(Stored records)
>> Start

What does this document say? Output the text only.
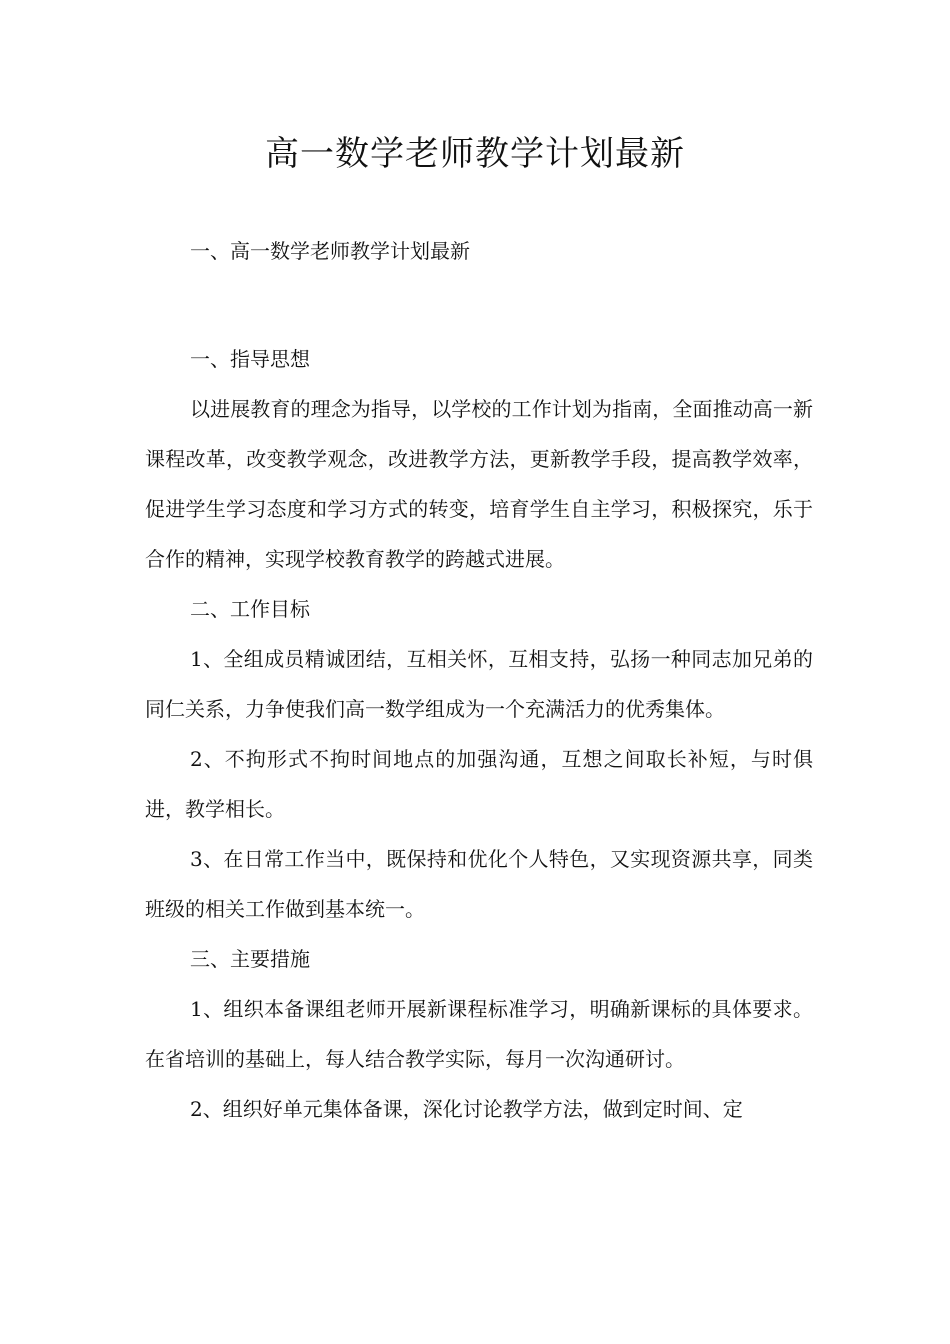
高一数学老师教学计划最新
一、高一数学老师教学计划最新

一、指导思想

以进展教育的理念为指导，以学校的工作计划为指南，全面推动高一新课程改革，改变教学观念，改进教学方法，更新教学手段，提高教学效率，促进学生学习态度和学习方式的转变，培育学生自主学习，积极探究，乐于合作的精神，实现学校教育教学的跨越式进展。

二、工作目标

1、全组成员精诚团结，互相关怀，互相支持，弘扬一种同志加兄弟的同仁关系，力争使我们高一数学组成为一个充满活力的优秀集体。

2、不拘形式不拘时间地点的加强沟通，互想之间取长补短，与时俱进，教学相长。

3、在日常工作当中，既保持和优化个人特色，又实现资源共享，同类班级的相关工作做到基本统一。

三、主要措施

1、组织本备课组老师开展新课程标准学习，明确新课标的具体要求。在省培训的基础上，每人结合教学实际，每月一次沟通研讨。

2、组织好单元集体备课，深化讨论教学方法，做到定时间、定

>> End

## THE REQUEST
Return the listing above in full and without alteration, excluding its pictures.

## RESPONSE FOR THIS EXERCISE
What does this document say? Output the text only.
高一数学老师教学计划最新
一、高一数学老师教学计划最新

一、指导思想

以进展教育的理念为指导，以学校的工作计划为指南，全面推动高一新课程改革，改变教学观念，改进教学方法，更新教学手段，提高教学效率，促进学生学习态度和学习方式的转变，培育学生自主学习，积极探究，乐于合作的精神，实现学校教育教学的跨越式进展。

二、工作目标

1、全组成员精诚团结，互相关怀，互相支持，弘扬一种同志加兄弟的同仁关系，力争使我们高一数学组成为一个充满活力的优秀集体。

2、不拘形式不拘时间地点的加强沟通，互想之间取长补短，与时俱进，教学相长。

3、在日常工作当中，既保持和优化个人特色，又实现资源共享，同类班级的相关工作做到基本统一。

三、主要措施

1、组织本备课组老师开展新课程标准学习，明确新课标的具体要求。在省培训的基础上，每人结合教学实际，每月一次沟通研讨。

2、组织好单元集体备课，深化讨论教学方法，做到定时间、定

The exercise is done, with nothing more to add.